─── STORED ROWS ───
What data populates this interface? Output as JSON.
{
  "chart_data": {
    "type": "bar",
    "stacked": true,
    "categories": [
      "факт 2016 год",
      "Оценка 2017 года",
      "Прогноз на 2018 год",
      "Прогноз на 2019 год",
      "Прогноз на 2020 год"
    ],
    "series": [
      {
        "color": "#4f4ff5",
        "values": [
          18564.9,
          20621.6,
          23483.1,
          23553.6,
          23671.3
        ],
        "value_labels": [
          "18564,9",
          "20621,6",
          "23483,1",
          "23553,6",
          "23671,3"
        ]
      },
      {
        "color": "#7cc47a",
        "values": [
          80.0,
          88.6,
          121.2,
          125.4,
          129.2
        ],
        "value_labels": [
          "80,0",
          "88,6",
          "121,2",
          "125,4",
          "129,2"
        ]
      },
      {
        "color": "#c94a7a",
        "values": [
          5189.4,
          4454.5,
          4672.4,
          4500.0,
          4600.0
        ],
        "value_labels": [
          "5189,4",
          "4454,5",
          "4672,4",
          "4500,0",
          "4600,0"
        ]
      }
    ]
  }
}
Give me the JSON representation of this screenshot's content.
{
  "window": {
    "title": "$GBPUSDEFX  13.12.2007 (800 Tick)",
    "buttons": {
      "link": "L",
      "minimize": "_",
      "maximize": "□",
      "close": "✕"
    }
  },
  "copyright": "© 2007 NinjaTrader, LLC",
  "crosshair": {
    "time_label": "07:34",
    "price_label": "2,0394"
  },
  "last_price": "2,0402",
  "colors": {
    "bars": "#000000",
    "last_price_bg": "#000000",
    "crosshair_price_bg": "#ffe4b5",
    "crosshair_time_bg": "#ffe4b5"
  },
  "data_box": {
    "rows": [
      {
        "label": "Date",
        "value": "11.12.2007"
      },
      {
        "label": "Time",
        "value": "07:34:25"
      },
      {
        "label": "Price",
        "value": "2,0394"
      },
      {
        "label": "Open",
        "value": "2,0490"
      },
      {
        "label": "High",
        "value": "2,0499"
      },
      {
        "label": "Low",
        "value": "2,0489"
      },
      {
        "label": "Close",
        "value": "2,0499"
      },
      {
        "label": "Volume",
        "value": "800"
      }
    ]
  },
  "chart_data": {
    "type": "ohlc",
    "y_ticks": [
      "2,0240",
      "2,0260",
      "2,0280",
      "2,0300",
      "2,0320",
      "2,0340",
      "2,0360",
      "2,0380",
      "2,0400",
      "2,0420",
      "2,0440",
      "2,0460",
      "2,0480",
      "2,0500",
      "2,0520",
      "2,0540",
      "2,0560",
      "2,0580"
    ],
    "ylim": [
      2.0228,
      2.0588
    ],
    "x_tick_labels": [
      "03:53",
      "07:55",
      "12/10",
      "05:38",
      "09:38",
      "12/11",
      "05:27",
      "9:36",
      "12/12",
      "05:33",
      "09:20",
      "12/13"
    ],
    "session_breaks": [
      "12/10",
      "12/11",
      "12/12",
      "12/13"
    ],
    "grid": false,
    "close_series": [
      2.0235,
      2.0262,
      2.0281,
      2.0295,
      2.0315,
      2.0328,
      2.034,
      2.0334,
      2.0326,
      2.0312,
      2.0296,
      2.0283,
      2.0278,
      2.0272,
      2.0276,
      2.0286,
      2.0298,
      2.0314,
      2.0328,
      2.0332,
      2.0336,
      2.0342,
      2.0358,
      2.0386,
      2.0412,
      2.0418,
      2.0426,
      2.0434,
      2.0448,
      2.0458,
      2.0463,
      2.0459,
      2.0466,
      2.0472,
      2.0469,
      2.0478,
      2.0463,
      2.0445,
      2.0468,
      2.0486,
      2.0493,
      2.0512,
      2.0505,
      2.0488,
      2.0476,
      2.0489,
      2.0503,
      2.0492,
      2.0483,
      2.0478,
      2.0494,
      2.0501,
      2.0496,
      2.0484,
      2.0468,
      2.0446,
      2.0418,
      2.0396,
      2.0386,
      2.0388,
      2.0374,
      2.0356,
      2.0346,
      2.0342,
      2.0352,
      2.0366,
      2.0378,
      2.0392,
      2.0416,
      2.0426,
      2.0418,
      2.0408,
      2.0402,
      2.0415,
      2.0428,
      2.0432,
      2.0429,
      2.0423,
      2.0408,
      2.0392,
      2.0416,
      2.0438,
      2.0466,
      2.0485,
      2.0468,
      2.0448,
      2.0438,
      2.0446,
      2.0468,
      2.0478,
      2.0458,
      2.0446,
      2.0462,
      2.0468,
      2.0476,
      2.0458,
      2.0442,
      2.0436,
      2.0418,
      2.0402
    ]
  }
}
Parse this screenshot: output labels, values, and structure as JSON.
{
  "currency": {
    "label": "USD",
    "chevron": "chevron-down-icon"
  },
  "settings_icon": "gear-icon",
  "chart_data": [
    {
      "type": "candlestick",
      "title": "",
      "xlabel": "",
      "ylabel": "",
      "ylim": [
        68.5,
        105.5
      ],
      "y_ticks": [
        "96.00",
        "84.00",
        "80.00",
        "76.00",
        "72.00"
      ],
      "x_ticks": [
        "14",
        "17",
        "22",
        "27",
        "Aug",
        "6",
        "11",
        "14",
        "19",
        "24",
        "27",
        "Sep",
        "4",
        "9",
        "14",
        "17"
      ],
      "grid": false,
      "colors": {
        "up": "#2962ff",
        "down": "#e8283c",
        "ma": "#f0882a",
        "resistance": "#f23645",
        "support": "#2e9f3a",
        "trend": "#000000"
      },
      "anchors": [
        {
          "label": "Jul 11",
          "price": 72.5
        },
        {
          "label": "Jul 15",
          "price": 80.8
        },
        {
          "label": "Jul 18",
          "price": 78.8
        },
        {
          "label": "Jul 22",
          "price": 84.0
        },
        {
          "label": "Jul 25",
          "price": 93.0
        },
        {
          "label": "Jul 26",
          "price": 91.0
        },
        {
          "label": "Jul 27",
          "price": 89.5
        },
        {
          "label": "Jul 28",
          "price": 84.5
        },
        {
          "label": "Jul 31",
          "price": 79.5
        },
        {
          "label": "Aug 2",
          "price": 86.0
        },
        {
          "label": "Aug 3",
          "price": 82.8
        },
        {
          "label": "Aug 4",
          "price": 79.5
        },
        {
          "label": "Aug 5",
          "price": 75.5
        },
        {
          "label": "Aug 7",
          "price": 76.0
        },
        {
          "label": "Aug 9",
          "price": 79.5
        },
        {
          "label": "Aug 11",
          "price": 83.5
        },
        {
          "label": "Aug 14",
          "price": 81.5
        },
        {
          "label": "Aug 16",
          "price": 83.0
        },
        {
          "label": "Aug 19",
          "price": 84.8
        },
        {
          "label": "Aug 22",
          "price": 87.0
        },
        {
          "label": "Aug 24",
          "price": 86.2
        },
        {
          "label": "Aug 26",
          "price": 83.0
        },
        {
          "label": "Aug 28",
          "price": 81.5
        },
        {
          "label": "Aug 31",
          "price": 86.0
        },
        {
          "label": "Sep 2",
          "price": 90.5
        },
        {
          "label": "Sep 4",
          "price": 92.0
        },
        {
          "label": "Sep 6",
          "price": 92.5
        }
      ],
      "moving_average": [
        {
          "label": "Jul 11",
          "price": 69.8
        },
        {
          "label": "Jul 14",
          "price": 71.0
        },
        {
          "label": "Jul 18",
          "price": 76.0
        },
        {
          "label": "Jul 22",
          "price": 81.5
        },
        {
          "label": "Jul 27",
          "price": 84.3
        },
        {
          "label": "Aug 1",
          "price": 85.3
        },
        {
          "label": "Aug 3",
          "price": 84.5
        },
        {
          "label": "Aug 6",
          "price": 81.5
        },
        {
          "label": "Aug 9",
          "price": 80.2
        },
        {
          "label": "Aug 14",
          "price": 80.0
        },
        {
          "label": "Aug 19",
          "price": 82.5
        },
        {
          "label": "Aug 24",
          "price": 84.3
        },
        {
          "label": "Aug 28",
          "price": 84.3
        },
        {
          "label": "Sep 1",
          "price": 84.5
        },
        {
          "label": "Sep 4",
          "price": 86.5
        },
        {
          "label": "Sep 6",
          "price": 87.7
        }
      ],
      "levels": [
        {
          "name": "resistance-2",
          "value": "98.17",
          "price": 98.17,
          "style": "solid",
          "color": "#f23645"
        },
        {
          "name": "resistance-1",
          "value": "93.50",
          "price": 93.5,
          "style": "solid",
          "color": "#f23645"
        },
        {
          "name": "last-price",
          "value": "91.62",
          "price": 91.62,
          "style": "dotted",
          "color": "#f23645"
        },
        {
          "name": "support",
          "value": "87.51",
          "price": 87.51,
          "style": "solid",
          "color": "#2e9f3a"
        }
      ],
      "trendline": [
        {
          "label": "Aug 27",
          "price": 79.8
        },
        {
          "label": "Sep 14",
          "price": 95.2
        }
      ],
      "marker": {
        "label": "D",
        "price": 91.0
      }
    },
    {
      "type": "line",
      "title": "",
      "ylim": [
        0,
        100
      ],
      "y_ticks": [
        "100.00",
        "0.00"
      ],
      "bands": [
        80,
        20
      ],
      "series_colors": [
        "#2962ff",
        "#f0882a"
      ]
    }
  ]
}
───
What is the number of lines in these records that contain "name"? Reply with the number only.

**SOLUTION TO THIS PROBLEM:** 4